• [GIVEN PROBLEM] Send back the records in full, character for character.

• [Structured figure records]
## begin

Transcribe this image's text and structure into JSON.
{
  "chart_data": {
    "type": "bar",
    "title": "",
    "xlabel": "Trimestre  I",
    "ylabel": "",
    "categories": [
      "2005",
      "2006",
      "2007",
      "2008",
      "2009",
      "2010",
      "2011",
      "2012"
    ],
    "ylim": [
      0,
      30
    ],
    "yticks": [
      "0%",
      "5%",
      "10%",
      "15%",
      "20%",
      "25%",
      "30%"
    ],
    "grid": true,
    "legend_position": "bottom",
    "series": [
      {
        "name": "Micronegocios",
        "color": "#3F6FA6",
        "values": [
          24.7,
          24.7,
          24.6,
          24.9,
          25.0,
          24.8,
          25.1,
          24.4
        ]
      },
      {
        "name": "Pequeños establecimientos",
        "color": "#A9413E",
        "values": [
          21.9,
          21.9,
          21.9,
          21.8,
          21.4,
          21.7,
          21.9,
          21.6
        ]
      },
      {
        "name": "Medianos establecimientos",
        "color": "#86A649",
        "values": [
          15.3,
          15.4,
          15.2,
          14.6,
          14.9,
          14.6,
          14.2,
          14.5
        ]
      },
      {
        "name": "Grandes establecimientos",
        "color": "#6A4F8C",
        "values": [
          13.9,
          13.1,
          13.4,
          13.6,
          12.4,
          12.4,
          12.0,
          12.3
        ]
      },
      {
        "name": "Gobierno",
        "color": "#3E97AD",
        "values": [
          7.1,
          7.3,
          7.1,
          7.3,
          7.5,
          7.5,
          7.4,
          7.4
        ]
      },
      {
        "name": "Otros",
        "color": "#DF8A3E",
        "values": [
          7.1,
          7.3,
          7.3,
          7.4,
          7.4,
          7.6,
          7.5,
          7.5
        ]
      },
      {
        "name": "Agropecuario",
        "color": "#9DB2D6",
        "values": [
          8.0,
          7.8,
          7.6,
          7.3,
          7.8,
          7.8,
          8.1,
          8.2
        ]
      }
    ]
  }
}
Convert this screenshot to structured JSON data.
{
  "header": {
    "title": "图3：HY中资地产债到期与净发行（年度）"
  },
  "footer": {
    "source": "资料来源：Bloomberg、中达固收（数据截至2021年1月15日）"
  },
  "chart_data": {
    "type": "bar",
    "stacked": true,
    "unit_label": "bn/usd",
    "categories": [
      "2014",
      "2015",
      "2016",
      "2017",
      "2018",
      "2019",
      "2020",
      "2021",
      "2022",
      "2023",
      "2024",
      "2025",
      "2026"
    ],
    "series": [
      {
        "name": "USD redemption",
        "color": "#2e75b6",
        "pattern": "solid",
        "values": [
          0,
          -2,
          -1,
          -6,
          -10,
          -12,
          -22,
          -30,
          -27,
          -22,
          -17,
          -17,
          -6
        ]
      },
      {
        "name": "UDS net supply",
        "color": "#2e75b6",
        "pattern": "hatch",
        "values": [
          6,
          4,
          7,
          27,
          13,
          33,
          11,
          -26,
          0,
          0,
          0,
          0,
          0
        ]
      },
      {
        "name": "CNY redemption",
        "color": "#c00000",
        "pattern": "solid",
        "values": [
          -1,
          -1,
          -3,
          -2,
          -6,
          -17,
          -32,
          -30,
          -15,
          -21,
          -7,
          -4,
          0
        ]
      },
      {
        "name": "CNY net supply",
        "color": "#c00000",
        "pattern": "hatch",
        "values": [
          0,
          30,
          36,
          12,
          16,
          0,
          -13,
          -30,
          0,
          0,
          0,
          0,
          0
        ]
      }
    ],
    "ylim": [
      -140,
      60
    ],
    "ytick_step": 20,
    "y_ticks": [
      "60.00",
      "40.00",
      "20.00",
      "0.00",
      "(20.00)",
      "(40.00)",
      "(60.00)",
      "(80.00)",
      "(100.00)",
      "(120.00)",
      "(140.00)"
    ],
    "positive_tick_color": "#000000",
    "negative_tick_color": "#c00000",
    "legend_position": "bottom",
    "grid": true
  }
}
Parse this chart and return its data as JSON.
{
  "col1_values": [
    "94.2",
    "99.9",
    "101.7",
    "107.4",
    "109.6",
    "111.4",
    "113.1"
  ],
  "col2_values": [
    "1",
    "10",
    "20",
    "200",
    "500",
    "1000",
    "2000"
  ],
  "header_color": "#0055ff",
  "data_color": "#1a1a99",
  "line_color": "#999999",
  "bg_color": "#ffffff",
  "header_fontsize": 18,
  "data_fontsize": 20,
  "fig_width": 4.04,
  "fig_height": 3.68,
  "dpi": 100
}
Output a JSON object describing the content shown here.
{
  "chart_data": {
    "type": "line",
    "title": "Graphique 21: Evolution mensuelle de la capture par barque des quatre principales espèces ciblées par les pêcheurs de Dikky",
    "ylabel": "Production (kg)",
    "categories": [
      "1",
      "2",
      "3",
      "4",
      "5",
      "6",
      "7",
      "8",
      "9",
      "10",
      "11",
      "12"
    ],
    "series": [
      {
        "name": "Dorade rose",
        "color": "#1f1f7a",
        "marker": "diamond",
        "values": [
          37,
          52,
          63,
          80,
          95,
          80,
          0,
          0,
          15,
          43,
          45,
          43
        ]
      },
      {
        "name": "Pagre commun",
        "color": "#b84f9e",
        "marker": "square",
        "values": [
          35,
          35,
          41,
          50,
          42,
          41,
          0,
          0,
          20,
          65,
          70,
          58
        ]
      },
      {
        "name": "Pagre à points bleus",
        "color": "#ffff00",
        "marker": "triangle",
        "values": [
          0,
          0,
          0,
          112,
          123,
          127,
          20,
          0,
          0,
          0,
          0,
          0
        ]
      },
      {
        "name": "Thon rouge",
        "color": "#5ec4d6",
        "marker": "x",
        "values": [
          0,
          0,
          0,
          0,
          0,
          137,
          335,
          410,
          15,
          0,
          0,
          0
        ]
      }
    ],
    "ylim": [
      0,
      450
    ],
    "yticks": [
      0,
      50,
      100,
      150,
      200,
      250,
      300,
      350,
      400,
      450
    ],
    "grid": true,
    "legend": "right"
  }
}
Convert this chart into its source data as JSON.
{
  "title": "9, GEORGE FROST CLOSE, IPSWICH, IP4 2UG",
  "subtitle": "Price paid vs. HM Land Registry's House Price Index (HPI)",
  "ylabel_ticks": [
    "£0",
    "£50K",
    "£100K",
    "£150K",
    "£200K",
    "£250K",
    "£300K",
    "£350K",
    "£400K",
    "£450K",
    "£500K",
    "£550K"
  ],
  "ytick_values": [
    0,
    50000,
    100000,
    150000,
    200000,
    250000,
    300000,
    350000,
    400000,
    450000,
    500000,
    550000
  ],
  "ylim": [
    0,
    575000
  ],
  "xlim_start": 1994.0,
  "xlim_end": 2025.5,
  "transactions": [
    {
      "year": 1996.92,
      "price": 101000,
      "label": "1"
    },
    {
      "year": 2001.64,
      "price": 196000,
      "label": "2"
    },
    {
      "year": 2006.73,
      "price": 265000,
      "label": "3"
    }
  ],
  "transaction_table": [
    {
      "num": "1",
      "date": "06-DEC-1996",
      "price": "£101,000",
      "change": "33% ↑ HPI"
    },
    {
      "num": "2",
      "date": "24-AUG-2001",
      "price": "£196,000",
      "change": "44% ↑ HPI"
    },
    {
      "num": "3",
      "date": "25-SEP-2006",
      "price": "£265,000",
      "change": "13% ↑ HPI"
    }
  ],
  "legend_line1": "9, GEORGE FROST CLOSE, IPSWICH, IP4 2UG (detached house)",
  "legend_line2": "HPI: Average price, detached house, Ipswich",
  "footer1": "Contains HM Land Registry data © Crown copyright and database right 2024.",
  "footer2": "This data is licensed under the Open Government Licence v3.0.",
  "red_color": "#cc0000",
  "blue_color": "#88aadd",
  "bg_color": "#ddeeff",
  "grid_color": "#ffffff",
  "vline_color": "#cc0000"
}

## end

• [RESULT]
Transcribe this image's text and structure into JSON.
{
  "chart_data": {
    "type": "bar",
    "title": "",
    "xlabel": "Trimestre  I",
    "ylabel": "",
    "categories": [
      "2005",
      "2006",
      "2007",
      "2008",
      "2009",
      "2010",
      "2011",
      "2012"
    ],
    "ylim": [
      0,
      30
    ],
    "yticks": [
      "0%",
      "5%",
      "10%",
      "15%",
      "20%",
      "25%",
      "30%"
    ],
    "grid": true,
    "legend_position": "bottom",
    "series": [
      {
        "name": "Micronegocios",
        "color": "#3F6FA6",
        "values": [
          24.7,
          24.7,
          24.6,
          24.9,
          25.0,
          24.8,
          25.1,
          24.4
        ]
      },
      {
        "name": "Pequeños establecimientos",
        "color": "#A9413E",
        "values": [
          21.9,
          21.9,
          21.9,
          21.8,
          21.4,
          21.7,
          21.9,
          21.6
        ]
      },
      {
        "name": "Medianos establecimientos",
        "color": "#86A649",
        "values": [
          15.3,
          15.4,
          15.2,
          14.6,
          14.9,
          14.6,
          14.2,
          14.5
        ]
      },
      {
        "name": "Grandes establecimientos",
        "color": "#6A4F8C",
        "values": [
          13.9,
          13.1,
          13.4,
          13.6,
          12.4,
          12.4,
          12.0,
          12.3
        ]
      },
      {
        "name": "Gobierno",
        "color": "#3E97AD",
        "values": [
          7.1,
          7.3,
          7.1,
          7.3,
          7.5,
          7.5,
          7.4,
          7.4
        ]
      },
      {
        "name": "Otros",
        "color": "#DF8A3E",
        "values": [
          7.1,
          7.3,
          7.3,
          7.4,
          7.4,
          7.6,
          7.5,
          7.5
        ]
      },
      {
        "name": "Agropecuario",
        "color": "#9DB2D6",
        "values": [
          8.0,
          7.8,
          7.6,
          7.3,
          7.8,
          7.8,
          8.1,
          8.2
        ]
      }
    ]
  }
}
Convert this screenshot to structured JSON data.
{
  "header": {
    "title": "图3：HY中资地产债到期与净发行（年度）"
  },
  "footer": {
    "source": "资料来源：Bloomberg、中达固收（数据截至2021年1月15日）"
  },
  "chart_data": {
    "type": "bar",
    "stacked": true,
    "unit_label": "bn/usd",
    "categories": [
      "2014",
      "2015",
      "2016",
      "2017",
      "2018",
      "2019",
      "2020",
      "2021",
      "2022",
      "2023",
      "2024",
      "2025",
      "2026"
    ],
    "series": [
      {
        "name": "USD redemption",
        "color": "#2e75b6",
        "pattern": "solid",
        "values": [
          0,
          -2,
          -1,
          -6,
          -10,
          -12,
          -22,
          -30,
          -27,
          -22,
          -17,
          -17,
          -6
        ]
      },
      {
        "name": "UDS net supply",
        "color": "#2e75b6",
        "pattern": "hatch",
        "values": [
          6,
          4,
          7,
          27,
          13,
          33,
          11,
          -26,
          0,
          0,
          0,
          0,
          0
        ]
      },
      {
        "name": "CNY redemption",
        "color": "#c00000",
        "pattern": "solid",
        "values": [
          -1,
          -1,
          -3,
          -2,
          -6,
          -17,
          -32,
          -30,
          -15,
          -21,
          -7,
          -4,
          0
        ]
      },
      {
        "name": "CNY net supply",
        "color": "#c00000",
        "pattern": "hatch",
        "values": [
          0,
          30,
          36,
          12,
          16,
          0,
          -13,
          -30,
          0,
          0,
          0,
          0,
          0
        ]
      }
    ],
    "ylim": [
      -140,
      60
    ],
    "ytick_step": 20,
    "y_ticks": [
      "60.00",
      "40.00",
      "20.00",
      "0.00",
      "(20.00)",
      "(40.00)",
      "(60.00)",
      "(80.00)",
      "(100.00)",
      "(120.00)",
      "(140.00)"
    ],
    "positive_tick_color": "#000000",
    "negative_tick_color": "#c00000",
    "legend_position": "bottom",
    "grid": true
  }
}
Parse this chart and return its data as JSON.
{
  "col1_values": [
    "94.2",
    "99.9",
    "101.7",
    "107.4",
    "109.6",
    "111.4",
    "113.1"
  ],
  "col2_values": [
    "1",
    "10",
    "20",
    "200",
    "500",
    "1000",
    "2000"
  ],
  "header_color": "#0055ff",
  "data_color": "#1a1a99",
  "line_color": "#999999",
  "bg_color": "#ffffff",
  "header_fontsize": 18,
  "data_fontsize": 20,
  "fig_width": 4.04,
  "fig_height": 3.68,
  "dpi": 100
}
Output a JSON object describing the content shown here.
{
  "chart_data": {
    "type": "line",
    "title": "Graphique 21: Evolution mensuelle de la capture par barque des quatre principales espèces ciblées par les pêcheurs de Dikky",
    "ylabel": "Production (kg)",
    "categories": [
      "1",
      "2",
      "3",
      "4",
      "5",
      "6",
      "7",
      "8",
      "9",
      "10",
      "11",
      "12"
    ],
    "series": [
      {
        "name": "Dorade rose",
        "color": "#1f1f7a",
        "marker": "diamond",
        "values": [
          37,
          52,
          63,
          80,
          95,
          80,
          0,
          0,
          15,
          43,
          45,
          43
        ]
      },
      {
        "name": "Pagre commun",
        "color": "#b84f9e",
        "marker": "square",
        "values": [
          35,
          35,
          41,
          50,
          42,
          41,
          0,
          0,
          20,
          65,
          70,
          58
        ]
      },
      {
        "name": "Pagre à points bleus",
        "color": "#ffff00",
        "marker": "triangle",
        "values": [
          0,
          0,
          0,
          112,
          123,
          127,
          20,
          0,
          0,
          0,
          0,
          0
        ]
      },
      {
        "name": "Thon rouge",
        "color": "#5ec4d6",
        "marker": "x",
        "values": [
          0,
          0,
          0,
          0,
          0,
          137,
          335,
          410,
          15,
          0,
          0,
          0
        ]
      }
    ],
    "ylim": [
      0,
      450
    ],
    "yticks": [
      0,
      50,
      100,
      150,
      200,
      250,
      300,
      350,
      400,
      450
    ],
    "grid": true,
    "legend": "right"
  }
}
Convert this chart into its source data as JSON.
{
  "title": "9, GEORGE FROST CLOSE, IPSWICH, IP4 2UG",
  "subtitle": "Price paid vs. HM Land Registry's House Price Index (HPI)",
  "ylabel_ticks": [
    "£0",
    "£50K",
    "£100K",
    "£150K",
    "£200K",
    "£250K",
    "£300K",
    "£350K",
    "£400K",
    "£450K",
    "£500K",
    "£550K"
  ],
  "ytick_values": [
    0,
    50000,
    100000,
    150000,
    200000,
    250000,
    300000,
    350000,
    400000,
    450000,
    500000,
    550000
  ],
  "ylim": [
    0,
    575000
  ],
  "xlim_start": 1994.0,
  "xlim_end": 2025.5,
  "transactions": [
    {
      "year": 1996.92,
      "price": 101000,
      "label": "1"
    },
    {
      "year": 2001.64,
      "price": 196000,
      "label": "2"
    },
    {
      "year": 2006.73,
      "price": 265000,
      "label": "3"
    }
  ],
  "transaction_table": [
    {
      "num": "1",
      "date": "06-DEC-1996",
      "price": "£101,000",
      "change": "33% ↑ HPI"
    },
    {
      "num": "2",
      "date": "24-AUG-2001",
      "price": "£196,000",
      "change": "44% ↑ HPI"
    },
    {
      "num": "3",
      "date": "25-SEP-2006",
      "price": "£265,000",
      "change": "13% ↑ HPI"
    }
  ],
  "legend_line1": "9, GEORGE FROST CLOSE, IPSWICH, IP4 2UG (detached house)",
  "legend_line2": "HPI: Average price, detached house, Ipswich",
  "footer1": "Contains HM Land Registry data © Crown copyright and database right 2024.",
  "footer2": "This data is licensed under the Open Government Licence v3.0.",
  "red_color": "#cc0000",
  "blue_color": "#88aadd",
  "bg_color": "#ddeeff",
  "grid_color": "#ffffff",
  "vline_color": "#cc0000"
}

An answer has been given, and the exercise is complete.